▸ Exercise text
Last year, the EPA re-registered the Xtend-specific dicamba products until Dec. 2020. Engenia 5L (dicamba-BAPMA salt; BASF), Xtendimax 2.9L (dicamba-DGA with Vapor Grip Technology; Bayer) and FeXapan 2.9L (dicamba-DGA plus Vapor Grip Technology; Corteva) are the only three dicamba-only herbicides that can be used in Roundup Ready 2 Xtend (dicamba-tolerant) soybeans. Each of them contains the group 4 herbicide dicamba and are now classified as “Restricted Use Pesticide” (RUP) and thus require special dicamba-specific training annually to purchase and apply them. For more information and other details about application, see:

Tavium 3.39CS (dicamba + s-metolachlor [Dual Magnum]; groups 4 and 15; Syngenta) and Engenia Pro 4.5SC (dicamba + pyroxasulfone [Zidua]; groups 4 and 15; BASF) are premixes and will provide post broadleaf control from dicamba and residual annual grass and broadleaf control from Dual/Zidua in Xtend soybeans. Their prime targets will be Palmer amaranth and waterhemp. Tavium is registered for use in 2020, however Engenia Pro will likely be marketed in 2021.

  • XtendFlex soybeans are resistant to glyphosate, dicamba, and Liberty. XtendFlex beans have been fully registered in the US for a couple of years now and has export approval everywhere but Europe. Assuming the EU approves soon, a limited amount of XtendFlex beans will be available for sale in the late spring of 2020. Otherwise, a large supply should be available for the 2021 growing season.
  • Enlist E3 varieties are registered for use and are resistant to glyphosate, certain 2,4-D products registered for this use, and Liberty. Enlist Duo 3.38L and Enlist One 3.8L are two 2,4-D choline salt containing herbicides from Corteva for use in Enlist crops. Enlist One has the single active ingredient of 2,4-D choline and Enlist Duo also contains glyphosate. No other types of 2,4-D formulations are expected to be labeled for use over-the-top on Enlist crops. For more information refer to the Enlist application website.
  • LibertyLink varieties are resistant to Liberty and other glufosinate-containing products.
  • LibertyLinkGT27, sometimes referred to as LLGT27 beans, are resistant to Liberty, glyphosate, and Alite27 or isoxaflutole the same active ingredient in Balance Flexx. Alite27 is not yet registered for use in LLGT27 beans yet but it is expected soon.
  • GT27 soybeans are only tolerant to glyphosate and Alite27 but not to Liberty.

▸ Your goal
Answer these questions using the soybean herbicide text.
1. Until when did the EPA re-register the Xtend-specific dicamba products?
2. Which premix combines dicamba with pyroxasulfone?
3. Which herbicides are GT27 soybeans tolerant to?

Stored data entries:
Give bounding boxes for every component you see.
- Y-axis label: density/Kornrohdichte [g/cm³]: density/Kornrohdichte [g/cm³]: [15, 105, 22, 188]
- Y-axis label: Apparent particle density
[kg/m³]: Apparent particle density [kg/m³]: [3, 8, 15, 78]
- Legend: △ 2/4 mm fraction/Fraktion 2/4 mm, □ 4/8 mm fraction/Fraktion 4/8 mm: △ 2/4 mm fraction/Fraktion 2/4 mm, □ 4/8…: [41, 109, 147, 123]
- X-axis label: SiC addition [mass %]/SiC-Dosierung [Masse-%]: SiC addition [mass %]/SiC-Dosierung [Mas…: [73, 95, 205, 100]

▸ Solution
1. Dec. 2020
2. Engenia Pro 4.5SC
3. Glyphosate and Alite27